_Exercise objective_:
Repeat all entries exactly.
* start Extracted material *
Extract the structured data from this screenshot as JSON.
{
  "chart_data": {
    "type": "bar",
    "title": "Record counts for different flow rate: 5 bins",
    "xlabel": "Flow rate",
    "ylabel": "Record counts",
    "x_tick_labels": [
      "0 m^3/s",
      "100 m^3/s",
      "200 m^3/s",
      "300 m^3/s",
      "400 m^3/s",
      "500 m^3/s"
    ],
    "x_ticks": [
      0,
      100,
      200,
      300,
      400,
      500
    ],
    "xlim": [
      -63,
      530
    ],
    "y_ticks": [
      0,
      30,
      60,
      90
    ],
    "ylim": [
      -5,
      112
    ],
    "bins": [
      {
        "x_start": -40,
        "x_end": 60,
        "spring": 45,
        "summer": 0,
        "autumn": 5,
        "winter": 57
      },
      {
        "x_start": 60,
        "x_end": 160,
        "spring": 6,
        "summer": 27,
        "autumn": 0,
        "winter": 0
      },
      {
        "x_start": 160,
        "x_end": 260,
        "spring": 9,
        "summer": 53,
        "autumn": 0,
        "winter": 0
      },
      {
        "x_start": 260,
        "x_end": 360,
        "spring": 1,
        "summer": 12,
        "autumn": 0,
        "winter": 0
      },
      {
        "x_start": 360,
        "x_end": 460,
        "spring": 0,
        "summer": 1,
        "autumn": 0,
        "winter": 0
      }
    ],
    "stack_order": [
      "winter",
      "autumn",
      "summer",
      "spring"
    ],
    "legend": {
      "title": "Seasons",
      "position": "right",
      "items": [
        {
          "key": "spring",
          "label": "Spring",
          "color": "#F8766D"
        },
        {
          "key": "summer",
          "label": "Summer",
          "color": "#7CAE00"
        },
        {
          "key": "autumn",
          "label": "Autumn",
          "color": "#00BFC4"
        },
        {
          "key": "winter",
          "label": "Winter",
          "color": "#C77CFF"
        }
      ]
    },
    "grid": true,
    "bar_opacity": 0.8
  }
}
* end Extracted material *
_Final result_:
Extract the structured data from this screenshot as JSON.
{
  "chart_data": {
    "type": "bar",
    "title": "Record counts for different flow rate: 5 bins",
    "xlabel": "Flow rate",
    "ylabel": "Record counts",
    "x_tick_labels": [
      "0 m^3/s",
      "100 m^3/s",
      "200 m^3/s",
      "300 m^3/s",
      "400 m^3/s",
      "500 m^3/s"
    ],
    "x_ticks": [
      0,
      100,
      200,
      300,
      400,
      500
    ],
    "xlim": [
      -63,
      530
    ],
    "y_ticks": [
      0,
      30,
      60,
      90
    ],
    "ylim": [
      -5,
      112
    ],
    "bins": [
      {
        "x_start": -40,
        "x_end": 60,
        "spring": 45,
        "summer": 0,
        "autumn": 5,
        "winter": 57
      },
      {
        "x_start": 60,
        "x_end": 160,
        "spring": 6,
        "summer": 27,
        "autumn": 0,
        "winter": 0
      },
      {
        "x_start": 160,
        "x_end": 260,
        "spring": 9,
        "summer": 53,
        "autumn": 0,
        "winter": 0
      },
      {
        "x_start": 260,
        "x_end": 360,
        "spring": 1,
        "summer": 12,
        "autumn": 0,
        "winter": 0
      },
      {
        "x_start": 360,
        "x_end": 460,
        "spring": 0,
        "summer": 1,
        "autumn": 0,
        "winter": 0
      }
    ],
    "stack_order": [
      "winter",
      "autumn",
      "summer",
      "spring"
    ],
    "legend": {
      "title": "Seasons",
      "position": "right",
      "items": [
        {
          "key": "spring",
          "label": "Spring",
          "color": "#F8766D"
        },
        {
          "key": "summer",
          "label": "Summer",
          "color": "#7CAE00"
        },
        {
          "key": "autumn",
          "label": "Autumn",
          "color": "#00BFC4"
        },
        {
          "key": "winter",
          "label": "Winter",
          "color": "#C77CFF"
        }
      ]
    },
    "grid": true,
    "bar_opacity": 0.8
  }
}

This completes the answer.